- **TASK INSTRUCTIONS**:
Find the lines holding the string "Part" in the data, then copy all of them.

-- begin GIVEN ENTRIES --

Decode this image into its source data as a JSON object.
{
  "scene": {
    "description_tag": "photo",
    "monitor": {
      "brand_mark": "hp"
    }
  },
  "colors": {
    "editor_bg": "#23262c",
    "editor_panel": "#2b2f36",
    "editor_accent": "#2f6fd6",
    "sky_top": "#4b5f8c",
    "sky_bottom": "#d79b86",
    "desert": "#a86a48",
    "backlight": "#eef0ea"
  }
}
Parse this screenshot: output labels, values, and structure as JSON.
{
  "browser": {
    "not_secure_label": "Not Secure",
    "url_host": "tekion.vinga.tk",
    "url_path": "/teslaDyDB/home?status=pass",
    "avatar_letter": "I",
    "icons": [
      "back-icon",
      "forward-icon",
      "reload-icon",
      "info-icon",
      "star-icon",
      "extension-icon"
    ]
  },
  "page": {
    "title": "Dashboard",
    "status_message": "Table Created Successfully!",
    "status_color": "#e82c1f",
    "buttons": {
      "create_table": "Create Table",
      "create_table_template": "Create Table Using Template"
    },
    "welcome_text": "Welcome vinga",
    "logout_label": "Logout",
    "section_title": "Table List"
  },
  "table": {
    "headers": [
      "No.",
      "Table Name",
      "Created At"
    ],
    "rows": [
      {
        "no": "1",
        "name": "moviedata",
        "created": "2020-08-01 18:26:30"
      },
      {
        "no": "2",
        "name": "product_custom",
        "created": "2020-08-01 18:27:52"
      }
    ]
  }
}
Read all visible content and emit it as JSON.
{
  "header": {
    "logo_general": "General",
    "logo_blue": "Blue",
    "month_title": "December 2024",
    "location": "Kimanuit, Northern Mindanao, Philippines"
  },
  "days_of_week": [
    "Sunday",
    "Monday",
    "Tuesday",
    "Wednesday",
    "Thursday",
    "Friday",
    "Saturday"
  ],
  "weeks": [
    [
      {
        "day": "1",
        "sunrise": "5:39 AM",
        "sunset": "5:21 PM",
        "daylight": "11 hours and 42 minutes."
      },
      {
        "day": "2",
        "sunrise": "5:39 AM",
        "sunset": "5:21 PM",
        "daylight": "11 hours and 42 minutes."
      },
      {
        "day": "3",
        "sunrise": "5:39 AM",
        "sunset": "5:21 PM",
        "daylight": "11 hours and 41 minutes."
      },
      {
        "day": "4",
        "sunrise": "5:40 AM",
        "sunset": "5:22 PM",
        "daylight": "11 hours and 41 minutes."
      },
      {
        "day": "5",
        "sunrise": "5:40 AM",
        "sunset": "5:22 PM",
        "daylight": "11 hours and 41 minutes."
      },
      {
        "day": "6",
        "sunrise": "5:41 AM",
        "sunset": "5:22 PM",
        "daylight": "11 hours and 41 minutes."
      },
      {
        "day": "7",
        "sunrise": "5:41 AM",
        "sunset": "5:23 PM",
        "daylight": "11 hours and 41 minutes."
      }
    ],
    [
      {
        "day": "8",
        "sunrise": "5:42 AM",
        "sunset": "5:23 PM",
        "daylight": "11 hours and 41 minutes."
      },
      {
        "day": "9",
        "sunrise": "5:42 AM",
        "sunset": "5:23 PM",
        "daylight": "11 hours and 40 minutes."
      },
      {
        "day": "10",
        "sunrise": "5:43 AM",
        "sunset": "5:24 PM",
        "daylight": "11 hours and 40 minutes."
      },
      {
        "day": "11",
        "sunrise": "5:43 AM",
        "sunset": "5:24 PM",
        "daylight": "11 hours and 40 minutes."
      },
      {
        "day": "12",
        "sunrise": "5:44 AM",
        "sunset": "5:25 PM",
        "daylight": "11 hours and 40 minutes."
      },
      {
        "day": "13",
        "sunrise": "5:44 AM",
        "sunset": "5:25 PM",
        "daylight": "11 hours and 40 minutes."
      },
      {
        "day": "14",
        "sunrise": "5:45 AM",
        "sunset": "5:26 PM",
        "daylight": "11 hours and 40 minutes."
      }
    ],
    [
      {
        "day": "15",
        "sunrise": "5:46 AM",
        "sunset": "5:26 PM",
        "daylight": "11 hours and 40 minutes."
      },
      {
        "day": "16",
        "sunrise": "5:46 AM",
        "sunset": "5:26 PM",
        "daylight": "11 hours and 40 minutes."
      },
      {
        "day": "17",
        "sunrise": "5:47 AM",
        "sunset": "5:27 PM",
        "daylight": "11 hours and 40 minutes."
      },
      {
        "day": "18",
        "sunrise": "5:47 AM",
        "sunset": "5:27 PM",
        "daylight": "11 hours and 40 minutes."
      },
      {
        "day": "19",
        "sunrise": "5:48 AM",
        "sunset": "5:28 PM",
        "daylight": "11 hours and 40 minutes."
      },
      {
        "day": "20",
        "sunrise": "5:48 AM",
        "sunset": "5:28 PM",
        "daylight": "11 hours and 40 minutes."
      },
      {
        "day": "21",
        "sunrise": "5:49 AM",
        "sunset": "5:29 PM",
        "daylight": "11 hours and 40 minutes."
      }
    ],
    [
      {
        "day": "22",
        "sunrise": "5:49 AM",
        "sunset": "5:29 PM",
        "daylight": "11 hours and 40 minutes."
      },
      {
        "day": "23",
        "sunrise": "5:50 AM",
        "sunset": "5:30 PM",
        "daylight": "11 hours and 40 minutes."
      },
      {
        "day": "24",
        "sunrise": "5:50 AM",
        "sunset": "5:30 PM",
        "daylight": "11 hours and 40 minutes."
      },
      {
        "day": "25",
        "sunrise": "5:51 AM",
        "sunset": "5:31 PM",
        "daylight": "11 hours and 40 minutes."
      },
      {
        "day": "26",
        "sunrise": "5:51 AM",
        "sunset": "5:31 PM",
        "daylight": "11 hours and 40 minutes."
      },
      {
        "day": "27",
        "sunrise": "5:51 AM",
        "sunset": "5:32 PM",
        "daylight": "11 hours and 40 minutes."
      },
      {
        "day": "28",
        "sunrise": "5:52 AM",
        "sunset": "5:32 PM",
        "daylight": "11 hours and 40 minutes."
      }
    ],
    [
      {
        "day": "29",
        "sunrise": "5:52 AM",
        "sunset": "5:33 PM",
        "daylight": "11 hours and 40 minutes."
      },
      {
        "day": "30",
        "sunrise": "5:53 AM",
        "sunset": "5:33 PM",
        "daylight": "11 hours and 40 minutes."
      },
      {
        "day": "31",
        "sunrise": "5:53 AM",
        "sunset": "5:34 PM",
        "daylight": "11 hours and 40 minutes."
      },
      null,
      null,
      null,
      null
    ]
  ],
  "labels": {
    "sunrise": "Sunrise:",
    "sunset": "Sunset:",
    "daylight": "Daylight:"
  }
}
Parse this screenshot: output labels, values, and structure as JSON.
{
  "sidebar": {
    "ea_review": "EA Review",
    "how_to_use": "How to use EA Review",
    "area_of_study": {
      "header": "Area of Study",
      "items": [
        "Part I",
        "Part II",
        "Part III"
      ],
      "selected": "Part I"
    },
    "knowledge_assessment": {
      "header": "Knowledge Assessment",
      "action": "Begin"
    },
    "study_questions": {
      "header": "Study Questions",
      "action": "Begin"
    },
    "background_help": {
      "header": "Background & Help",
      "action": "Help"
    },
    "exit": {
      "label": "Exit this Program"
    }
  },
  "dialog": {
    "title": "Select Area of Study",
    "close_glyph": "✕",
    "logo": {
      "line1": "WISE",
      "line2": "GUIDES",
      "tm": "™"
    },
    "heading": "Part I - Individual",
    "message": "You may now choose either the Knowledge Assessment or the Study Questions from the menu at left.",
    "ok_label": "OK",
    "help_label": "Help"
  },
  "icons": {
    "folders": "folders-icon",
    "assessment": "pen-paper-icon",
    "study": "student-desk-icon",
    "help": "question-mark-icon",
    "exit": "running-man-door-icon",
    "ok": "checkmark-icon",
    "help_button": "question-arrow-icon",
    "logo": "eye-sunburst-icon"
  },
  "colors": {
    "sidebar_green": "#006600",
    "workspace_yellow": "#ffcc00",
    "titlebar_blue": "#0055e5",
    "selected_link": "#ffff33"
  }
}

-- end GIVEN ENTRIES --

- **EXPECTED ANSWER**:
        "Part I",
        "Part II",
        "Part III"
      "selected": "Part I"
    "heading": "Part I - Individual",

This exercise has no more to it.